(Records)
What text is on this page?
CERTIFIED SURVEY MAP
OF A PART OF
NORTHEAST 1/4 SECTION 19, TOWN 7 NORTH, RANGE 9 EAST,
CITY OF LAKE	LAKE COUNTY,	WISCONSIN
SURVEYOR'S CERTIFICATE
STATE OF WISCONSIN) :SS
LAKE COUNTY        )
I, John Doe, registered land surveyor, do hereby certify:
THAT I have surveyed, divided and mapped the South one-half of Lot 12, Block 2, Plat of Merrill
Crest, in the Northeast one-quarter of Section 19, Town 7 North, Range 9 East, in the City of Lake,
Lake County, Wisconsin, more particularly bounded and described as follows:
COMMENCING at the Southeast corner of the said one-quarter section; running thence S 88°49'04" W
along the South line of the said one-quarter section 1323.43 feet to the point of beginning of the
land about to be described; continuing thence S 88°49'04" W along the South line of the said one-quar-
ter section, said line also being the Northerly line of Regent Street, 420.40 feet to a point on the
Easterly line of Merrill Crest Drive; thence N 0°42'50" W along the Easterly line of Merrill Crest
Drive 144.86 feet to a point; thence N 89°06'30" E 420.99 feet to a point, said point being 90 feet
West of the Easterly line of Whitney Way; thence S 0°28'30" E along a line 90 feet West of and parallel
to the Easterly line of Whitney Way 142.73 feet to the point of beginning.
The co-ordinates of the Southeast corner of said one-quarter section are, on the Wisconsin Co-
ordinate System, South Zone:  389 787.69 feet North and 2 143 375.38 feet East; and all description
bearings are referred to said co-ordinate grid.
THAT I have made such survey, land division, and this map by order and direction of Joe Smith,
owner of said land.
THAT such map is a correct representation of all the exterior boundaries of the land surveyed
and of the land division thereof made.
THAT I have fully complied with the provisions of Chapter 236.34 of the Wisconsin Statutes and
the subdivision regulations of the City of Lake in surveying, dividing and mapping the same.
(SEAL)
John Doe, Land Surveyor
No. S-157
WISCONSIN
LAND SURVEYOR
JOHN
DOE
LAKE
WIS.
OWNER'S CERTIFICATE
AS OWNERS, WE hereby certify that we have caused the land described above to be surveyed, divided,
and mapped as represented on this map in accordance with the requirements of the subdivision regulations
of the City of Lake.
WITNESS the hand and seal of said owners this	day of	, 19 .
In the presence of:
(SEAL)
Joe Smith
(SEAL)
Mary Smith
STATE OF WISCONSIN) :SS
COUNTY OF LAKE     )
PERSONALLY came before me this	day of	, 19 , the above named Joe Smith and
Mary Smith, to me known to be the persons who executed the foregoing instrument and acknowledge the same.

== THE REQUEST ==
Search the material above for "corner". Pull out each line where it shows up.

== RESPONSE TO THE TASK ==
COMMENCING at the Southeast corner of the said one-quarter section; running thence S 88°49'04" W
The co-ordinates of the Southeast corner of said one-quarter section are, on the Wisconsin Co-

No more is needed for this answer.